### [Given exercise]
Pictures stay out of your copy, but everything else in the records below must be repeated exactly.

--- Start Task data ---

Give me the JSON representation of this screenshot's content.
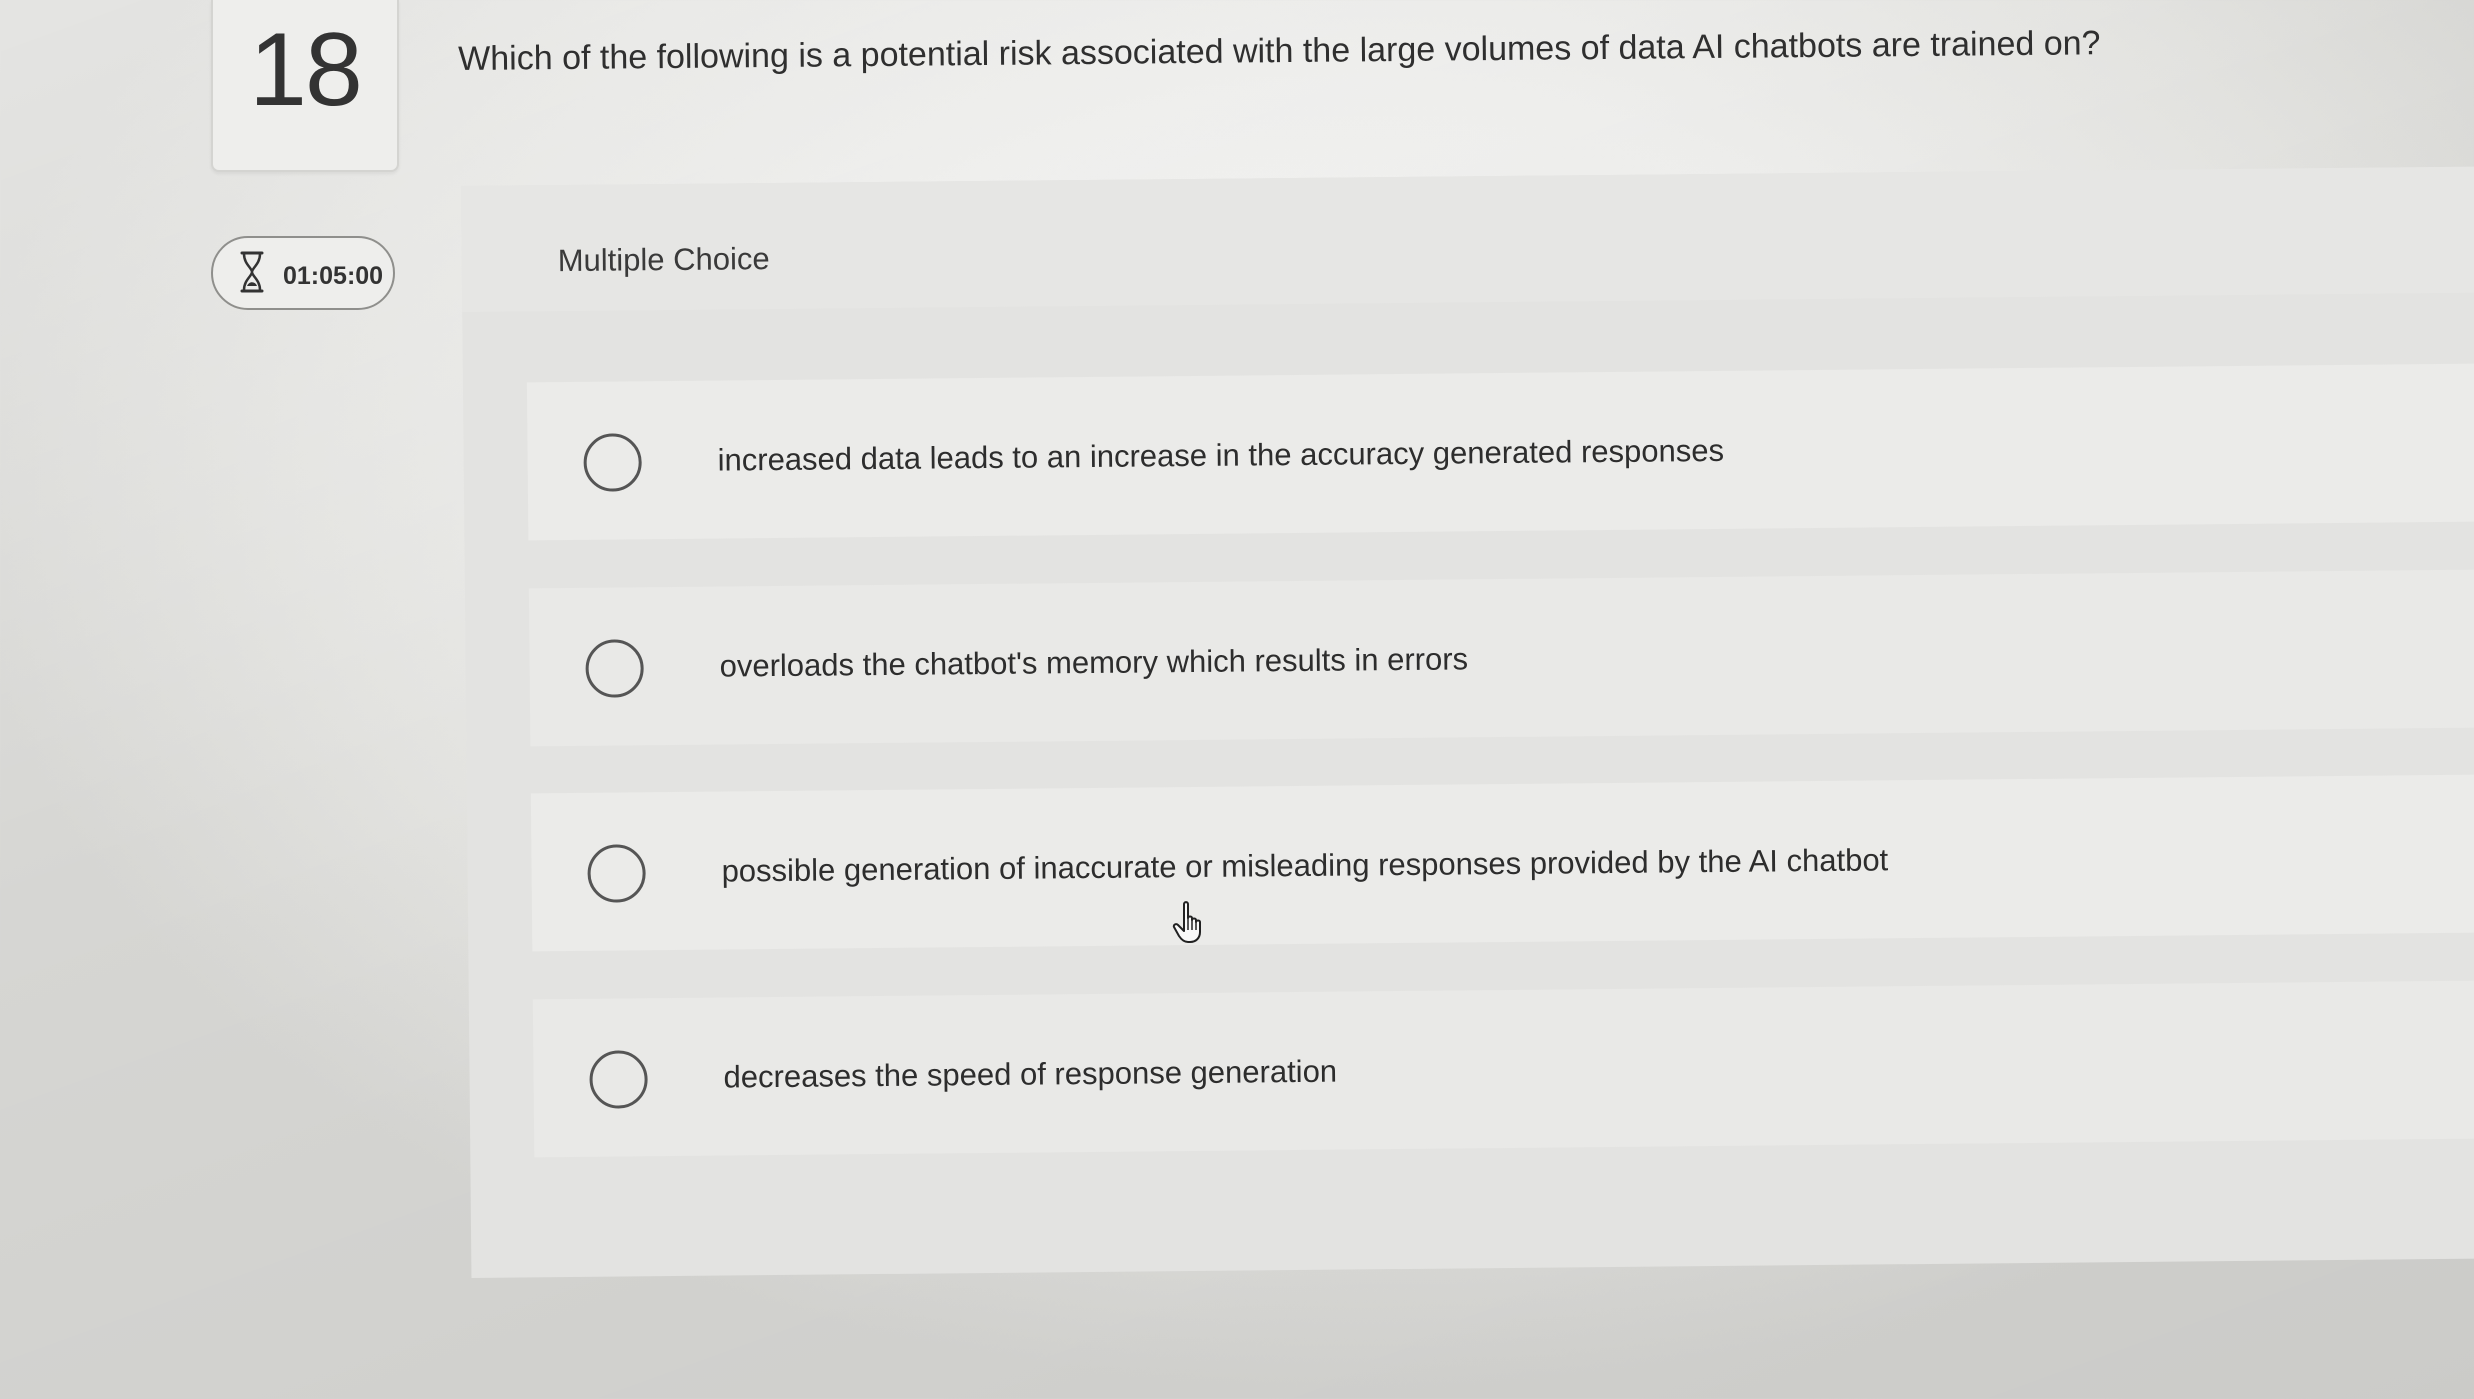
{
  "question": {
    "number": "18",
    "text": "Which of the following is a potential risk associated with the large volumes of data AI chatbots are trained on?"
  },
  "timer": {
    "icon": "hourglass-icon",
    "time": "01:05:00"
  },
  "question_type": "Multiple Choice",
  "options": [
    {
      "label": "increased data leads to an increase in the accuracy generated responses",
      "selected": false
    },
    {
      "label": "overloads the chatbot's memory which results in errors",
      "selected": false
    },
    {
      "label": "possible generation of inaccurate or misleading responses provided by the AI chatbot",
      "selected": false
    },
    {
      "label": "decreases the speed of response generation",
      "selected": false
    }
  ],
  "colors": {
    "background": "#ececea",
    "panel": "#e3e3e1",
    "option_bg": "#ebebe9",
    "radio_border": "#555555",
    "text": "#2d2d2d"
  }
}
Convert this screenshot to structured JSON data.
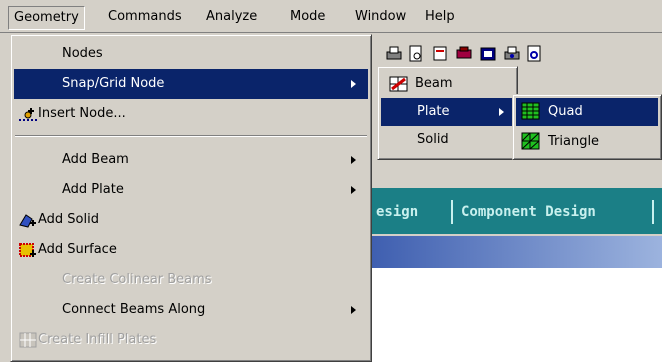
{
  "menubar": {
    "items": [
      {
        "label": "Geometry",
        "active": true
      },
      {
        "label": "Commands"
      },
      {
        "label": "Analyze"
      },
      {
        "label": "Mode"
      },
      {
        "label": "Window"
      },
      {
        "label": "Help"
      }
    ]
  },
  "geometry_menu": {
    "items": [
      {
        "label": "Nodes",
        "mnemonic": "N"
      },
      {
        "label": "Snap/Grid Node",
        "mnemonic": "a",
        "submenu": true,
        "highlighted": true
      },
      {
        "label": "Insert Node...",
        "mnemonic": "I",
        "icon": "insert-node-icon"
      },
      {
        "label": "Add Beam",
        "submenu": true
      },
      {
        "label": "Add Plate",
        "submenu": true
      },
      {
        "label": "Add Solid",
        "icon": "add-solid-icon"
      },
      {
        "label": "Add Surface",
        "icon": "add-surface-icon"
      },
      {
        "label": "Create Colinear Beams",
        "disabled": true
      },
      {
        "label": "Connect Beams Along",
        "submenu": true
      },
      {
        "label": "Create Infill Plates",
        "disabled": true,
        "icon": "infill-plates-icon"
      }
    ]
  },
  "snap_submenu": {
    "items": [
      {
        "label": "Beam",
        "icon": "beam-icon"
      },
      {
        "label": "Plate",
        "submenu": true,
        "highlighted": true
      },
      {
        "label": "Solid"
      }
    ]
  },
  "plate_submenu": {
    "items": [
      {
        "label": "Quad",
        "icon": "quad-icon",
        "highlighted": true
      },
      {
        "label": "Triangle",
        "icon": "triangle-icon"
      }
    ]
  },
  "workspace": {
    "tabs": [
      "esign",
      "Component Design"
    ]
  },
  "colors": {
    "menu_bg": "#d4d0c8",
    "highlight": "#0a246a",
    "teal_bar": "#1b7f86",
    "title_gradient_start": "#3f5fb0"
  }
}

--- End Task data ---

### [Solved problem]
Give me the JSON representation of this screenshot's content.
{
  "question": {
    "number": "18",
    "text": "Which of the following is a potential risk associated with the large volumes of data AI chatbots are trained on?"
  },
  "timer": {
    "icon": "hourglass-icon",
    "time": "01:05:00"
  },
  "question_type": "Multiple Choice",
  "options": [
    {
      "label": "increased data leads to an increase in the accuracy generated responses",
      "selected": false
    },
    {
      "label": "overloads the chatbot's memory which results in errors",
      "selected": false
    },
    {
      "label": "possible generation of inaccurate or misleading responses provided by the AI chatbot",
      "selected": false
    },
    {
      "label": "decreases the speed of response generation",
      "selected": false
    }
  ],
  "colors": {
    "background": "#ececea",
    "panel": "#e3e3e1",
    "option_bg": "#ebebe9",
    "radio_border": "#555555",
    "text": "#2d2d2d"
  }
}
Convert this screenshot to structured JSON data.
{
  "menubar": {
    "items": [
      {
        "label": "Geometry",
        "active": true
      },
      {
        "label": "Commands"
      },
      {
        "label": "Analyze"
      },
      {
        "label": "Mode"
      },
      {
        "label": "Window"
      },
      {
        "label": "Help"
      }
    ]
  },
  "geometry_menu": {
    "items": [
      {
        "label": "Nodes",
        "mnemonic": "N"
      },
      {
        "label": "Snap/Grid Node",
        "mnemonic": "a",
        "submenu": true,
        "highlighted": true
      },
      {
        "label": "Insert Node...",
        "mnemonic": "I",
        "icon": "insert-node-icon"
      },
      {
        "label": "Add Beam",
        "submenu": true
      },
      {
        "label": "Add Plate",
        "submenu": true
      },
      {
        "label": "Add Solid",
        "icon": "add-solid-icon"
      },
      {
        "label": "Add Surface",
        "icon": "add-surface-icon"
      },
      {
        "label": "Create Colinear Beams",
        "disabled": true
      },
      {
        "label": "Connect Beams Along",
        "submenu": true
      },
      {
        "label": "Create Infill Plates",
        "disabled": true,
        "icon": "infill-plates-icon"
      }
    ]
  },
  "snap_submenu": {
    "items": [
      {
        "label": "Beam",
        "icon": "beam-icon"
      },
      {
        "label": "Plate",
        "submenu": true,
        "highlighted": true
      },
      {
        "label": "Solid"
      }
    ]
  },
  "plate_submenu": {
    "items": [
      {
        "label": "Quad",
        "icon": "quad-icon",
        "highlighted": true
      },
      {
        "label": "Triangle",
        "icon": "triangle-icon"
      }
    ]
  },
  "workspace": {
    "tabs": [
      "esign",
      "Component Design"
    ]
  },
  "colors": {
    "menu_bg": "#d4d0c8",
    "highlight": "#0a246a",
    "teal_bar": "#1b7f86",
    "title_gradient_start": "#3f5fb0"
  }
}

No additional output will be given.